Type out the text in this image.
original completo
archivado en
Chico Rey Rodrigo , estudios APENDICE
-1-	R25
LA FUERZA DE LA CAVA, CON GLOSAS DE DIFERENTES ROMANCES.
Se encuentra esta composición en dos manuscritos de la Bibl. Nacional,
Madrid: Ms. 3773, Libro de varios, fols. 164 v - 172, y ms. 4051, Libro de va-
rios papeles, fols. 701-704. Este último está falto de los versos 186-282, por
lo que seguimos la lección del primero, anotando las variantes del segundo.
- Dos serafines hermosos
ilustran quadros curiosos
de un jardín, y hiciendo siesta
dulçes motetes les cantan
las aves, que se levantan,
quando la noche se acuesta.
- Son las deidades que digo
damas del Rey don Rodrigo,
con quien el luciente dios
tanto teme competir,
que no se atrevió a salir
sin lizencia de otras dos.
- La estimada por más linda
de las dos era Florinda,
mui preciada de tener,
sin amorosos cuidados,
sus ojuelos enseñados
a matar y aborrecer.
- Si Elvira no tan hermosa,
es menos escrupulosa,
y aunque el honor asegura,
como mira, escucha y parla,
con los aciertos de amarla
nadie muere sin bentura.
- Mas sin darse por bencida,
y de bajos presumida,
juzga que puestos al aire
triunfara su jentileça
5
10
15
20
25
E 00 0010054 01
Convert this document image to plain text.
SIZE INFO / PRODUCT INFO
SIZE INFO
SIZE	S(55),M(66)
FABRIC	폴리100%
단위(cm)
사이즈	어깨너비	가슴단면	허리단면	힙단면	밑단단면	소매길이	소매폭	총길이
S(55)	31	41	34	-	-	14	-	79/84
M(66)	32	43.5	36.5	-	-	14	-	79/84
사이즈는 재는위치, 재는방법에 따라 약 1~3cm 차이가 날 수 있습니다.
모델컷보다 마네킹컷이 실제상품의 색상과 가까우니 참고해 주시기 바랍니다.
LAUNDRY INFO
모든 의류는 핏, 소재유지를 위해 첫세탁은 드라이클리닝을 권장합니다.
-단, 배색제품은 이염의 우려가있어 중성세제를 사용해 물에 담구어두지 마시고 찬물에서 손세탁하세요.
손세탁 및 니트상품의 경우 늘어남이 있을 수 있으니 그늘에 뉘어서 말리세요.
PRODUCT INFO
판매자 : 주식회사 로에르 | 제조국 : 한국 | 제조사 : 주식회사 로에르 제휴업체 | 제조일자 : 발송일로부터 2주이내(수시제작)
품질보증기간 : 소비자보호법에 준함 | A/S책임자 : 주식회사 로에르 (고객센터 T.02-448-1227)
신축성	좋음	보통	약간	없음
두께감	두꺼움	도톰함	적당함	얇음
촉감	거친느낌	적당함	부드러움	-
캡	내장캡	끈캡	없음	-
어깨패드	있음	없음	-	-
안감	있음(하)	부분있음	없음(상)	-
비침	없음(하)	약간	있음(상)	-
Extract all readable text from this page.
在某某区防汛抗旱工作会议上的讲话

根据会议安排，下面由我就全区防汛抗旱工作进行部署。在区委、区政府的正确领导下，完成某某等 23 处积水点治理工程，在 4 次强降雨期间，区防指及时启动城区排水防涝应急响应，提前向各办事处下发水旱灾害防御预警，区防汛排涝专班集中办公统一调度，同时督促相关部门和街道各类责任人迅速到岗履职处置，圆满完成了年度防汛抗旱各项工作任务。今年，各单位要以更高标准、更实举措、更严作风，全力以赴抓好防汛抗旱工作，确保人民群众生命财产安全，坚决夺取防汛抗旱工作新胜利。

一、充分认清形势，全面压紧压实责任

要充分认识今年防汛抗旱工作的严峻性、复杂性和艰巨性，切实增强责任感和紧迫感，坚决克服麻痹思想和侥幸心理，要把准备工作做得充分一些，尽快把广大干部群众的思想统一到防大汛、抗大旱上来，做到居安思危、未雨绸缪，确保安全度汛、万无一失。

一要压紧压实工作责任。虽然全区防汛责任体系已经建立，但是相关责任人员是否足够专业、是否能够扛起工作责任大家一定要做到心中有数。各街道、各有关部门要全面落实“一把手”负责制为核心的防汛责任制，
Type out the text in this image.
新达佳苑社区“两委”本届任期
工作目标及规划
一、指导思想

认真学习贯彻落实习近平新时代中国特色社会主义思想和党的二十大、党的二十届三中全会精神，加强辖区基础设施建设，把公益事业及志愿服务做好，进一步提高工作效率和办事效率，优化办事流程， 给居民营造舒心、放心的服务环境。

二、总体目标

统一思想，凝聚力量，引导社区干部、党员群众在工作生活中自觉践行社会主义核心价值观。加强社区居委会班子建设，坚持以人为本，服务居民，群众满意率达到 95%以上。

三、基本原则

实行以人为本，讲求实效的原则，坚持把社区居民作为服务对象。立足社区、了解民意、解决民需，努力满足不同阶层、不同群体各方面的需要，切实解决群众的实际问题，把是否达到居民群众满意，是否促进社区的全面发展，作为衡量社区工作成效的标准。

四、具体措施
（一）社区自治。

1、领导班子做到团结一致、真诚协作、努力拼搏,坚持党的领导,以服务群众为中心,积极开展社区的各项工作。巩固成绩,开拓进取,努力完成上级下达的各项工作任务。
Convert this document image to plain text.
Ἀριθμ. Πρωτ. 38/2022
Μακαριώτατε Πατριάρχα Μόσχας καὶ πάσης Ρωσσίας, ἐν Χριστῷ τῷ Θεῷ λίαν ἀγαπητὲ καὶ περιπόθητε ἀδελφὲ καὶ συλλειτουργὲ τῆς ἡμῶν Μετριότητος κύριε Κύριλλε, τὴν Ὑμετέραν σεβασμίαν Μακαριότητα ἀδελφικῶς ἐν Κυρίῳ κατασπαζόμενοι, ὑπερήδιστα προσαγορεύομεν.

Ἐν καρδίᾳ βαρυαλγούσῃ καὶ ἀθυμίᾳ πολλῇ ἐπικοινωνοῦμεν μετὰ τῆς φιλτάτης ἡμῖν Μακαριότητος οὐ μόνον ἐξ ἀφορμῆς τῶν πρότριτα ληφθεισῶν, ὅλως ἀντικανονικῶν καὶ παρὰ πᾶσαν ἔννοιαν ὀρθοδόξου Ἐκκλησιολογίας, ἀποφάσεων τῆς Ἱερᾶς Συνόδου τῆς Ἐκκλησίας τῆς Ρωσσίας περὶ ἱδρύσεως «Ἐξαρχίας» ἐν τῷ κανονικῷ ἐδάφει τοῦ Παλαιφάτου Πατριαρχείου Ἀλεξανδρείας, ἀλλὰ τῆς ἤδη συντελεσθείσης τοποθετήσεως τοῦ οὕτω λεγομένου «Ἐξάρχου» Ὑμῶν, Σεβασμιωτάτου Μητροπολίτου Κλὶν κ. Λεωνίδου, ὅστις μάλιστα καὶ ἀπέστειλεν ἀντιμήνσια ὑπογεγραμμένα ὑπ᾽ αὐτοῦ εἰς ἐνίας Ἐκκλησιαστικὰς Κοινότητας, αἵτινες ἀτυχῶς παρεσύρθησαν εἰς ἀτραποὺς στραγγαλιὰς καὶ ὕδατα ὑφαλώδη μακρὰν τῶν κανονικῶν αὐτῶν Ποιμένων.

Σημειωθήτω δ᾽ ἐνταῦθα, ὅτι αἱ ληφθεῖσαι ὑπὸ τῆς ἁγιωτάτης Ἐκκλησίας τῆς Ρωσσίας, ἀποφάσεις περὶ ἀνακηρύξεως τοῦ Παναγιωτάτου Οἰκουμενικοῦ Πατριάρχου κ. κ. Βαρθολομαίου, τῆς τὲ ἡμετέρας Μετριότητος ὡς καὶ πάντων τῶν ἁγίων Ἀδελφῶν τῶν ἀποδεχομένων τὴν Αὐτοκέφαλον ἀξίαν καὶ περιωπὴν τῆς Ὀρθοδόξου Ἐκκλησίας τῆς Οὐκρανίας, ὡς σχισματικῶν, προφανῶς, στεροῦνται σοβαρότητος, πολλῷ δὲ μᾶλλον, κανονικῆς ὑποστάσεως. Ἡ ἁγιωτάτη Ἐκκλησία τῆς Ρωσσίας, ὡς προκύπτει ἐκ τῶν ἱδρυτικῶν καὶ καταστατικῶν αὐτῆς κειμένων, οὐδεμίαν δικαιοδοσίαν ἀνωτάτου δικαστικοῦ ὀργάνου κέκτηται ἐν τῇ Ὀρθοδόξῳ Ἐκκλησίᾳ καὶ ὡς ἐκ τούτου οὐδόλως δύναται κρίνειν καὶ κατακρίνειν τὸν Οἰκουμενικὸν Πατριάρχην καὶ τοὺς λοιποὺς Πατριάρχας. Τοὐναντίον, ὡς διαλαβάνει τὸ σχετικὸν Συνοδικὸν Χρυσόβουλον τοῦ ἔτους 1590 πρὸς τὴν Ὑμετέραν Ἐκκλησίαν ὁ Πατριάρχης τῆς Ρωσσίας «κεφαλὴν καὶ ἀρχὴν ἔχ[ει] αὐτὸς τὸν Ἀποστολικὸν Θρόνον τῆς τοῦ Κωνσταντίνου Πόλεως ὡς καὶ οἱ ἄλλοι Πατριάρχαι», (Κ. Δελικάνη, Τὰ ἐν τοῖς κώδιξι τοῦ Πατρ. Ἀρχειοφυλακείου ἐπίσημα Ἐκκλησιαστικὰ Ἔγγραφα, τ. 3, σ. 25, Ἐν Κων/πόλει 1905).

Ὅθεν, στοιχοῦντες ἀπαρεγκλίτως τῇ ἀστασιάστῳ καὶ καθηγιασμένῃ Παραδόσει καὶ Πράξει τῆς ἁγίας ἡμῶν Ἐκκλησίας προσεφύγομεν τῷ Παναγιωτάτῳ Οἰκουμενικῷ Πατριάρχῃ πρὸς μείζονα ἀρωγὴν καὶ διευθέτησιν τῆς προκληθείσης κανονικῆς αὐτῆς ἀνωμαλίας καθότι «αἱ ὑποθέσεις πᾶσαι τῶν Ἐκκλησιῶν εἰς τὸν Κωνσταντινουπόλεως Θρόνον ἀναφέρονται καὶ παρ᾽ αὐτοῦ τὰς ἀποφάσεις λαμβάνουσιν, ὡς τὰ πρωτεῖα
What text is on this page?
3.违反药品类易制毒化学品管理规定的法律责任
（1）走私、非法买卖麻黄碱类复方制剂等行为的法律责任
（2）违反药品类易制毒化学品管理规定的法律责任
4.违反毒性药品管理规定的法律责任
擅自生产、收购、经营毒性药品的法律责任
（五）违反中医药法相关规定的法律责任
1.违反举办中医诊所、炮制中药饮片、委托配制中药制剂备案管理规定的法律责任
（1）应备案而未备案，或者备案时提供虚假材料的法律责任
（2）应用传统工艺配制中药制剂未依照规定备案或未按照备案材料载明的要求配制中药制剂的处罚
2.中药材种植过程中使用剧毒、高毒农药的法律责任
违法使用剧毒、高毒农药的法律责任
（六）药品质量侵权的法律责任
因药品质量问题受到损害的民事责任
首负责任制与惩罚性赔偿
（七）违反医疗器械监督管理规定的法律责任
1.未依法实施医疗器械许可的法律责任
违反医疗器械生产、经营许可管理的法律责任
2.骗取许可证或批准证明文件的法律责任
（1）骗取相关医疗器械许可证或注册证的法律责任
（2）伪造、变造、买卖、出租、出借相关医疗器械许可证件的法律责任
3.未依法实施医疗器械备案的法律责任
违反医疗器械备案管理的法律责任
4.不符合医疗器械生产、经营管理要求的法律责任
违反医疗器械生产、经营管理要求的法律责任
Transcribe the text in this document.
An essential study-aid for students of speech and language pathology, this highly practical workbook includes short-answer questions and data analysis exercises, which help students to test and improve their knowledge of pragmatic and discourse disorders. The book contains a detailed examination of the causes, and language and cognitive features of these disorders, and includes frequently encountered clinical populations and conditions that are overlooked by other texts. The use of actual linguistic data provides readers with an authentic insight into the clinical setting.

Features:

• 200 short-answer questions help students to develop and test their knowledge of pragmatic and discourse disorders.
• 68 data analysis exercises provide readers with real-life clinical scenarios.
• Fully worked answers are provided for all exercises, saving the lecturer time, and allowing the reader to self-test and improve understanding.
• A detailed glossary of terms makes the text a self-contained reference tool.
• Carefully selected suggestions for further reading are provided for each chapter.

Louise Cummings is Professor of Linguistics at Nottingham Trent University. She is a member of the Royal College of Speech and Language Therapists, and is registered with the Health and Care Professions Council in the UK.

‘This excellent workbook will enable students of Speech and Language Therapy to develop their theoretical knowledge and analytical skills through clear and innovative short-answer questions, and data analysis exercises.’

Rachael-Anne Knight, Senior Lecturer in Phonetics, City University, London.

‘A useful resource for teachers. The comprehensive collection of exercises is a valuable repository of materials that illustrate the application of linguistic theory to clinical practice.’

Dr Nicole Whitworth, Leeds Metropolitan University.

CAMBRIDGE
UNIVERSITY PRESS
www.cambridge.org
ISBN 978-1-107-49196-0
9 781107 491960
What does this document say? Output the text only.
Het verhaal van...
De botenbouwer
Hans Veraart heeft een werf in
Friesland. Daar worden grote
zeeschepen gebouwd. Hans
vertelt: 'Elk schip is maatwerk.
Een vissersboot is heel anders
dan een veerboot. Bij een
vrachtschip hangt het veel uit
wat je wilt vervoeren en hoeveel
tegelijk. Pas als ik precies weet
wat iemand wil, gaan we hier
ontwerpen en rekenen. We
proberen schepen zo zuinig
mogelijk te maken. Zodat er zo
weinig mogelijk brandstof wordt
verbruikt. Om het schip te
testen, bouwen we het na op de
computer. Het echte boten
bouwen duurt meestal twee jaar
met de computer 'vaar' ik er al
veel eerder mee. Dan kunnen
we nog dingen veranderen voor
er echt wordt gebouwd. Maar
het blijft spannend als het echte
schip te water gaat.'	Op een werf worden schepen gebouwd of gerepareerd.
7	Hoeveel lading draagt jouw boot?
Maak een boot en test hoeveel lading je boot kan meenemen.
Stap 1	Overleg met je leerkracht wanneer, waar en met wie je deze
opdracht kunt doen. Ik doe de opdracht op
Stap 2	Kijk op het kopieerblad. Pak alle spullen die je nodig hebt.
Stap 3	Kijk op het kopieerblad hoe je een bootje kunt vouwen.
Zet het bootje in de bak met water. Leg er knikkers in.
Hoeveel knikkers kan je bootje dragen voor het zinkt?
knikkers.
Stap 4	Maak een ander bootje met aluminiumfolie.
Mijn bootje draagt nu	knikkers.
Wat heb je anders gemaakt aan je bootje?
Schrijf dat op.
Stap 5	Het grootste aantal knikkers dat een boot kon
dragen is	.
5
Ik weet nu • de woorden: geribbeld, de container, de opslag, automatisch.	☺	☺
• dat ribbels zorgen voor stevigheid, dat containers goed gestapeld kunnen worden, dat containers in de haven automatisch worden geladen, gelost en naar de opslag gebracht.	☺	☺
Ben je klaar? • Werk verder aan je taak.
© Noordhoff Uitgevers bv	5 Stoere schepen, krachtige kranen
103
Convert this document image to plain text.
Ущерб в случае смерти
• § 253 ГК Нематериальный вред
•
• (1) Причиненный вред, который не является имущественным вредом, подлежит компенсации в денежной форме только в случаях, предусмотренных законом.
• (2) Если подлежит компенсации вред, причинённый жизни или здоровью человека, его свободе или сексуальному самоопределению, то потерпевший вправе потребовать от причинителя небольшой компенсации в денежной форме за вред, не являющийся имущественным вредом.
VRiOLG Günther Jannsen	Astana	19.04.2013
---------------
:: Work required ::
Work through the data and report how many of its lines hold the word "detailed", giving only the figure.

:: Completed task ::
2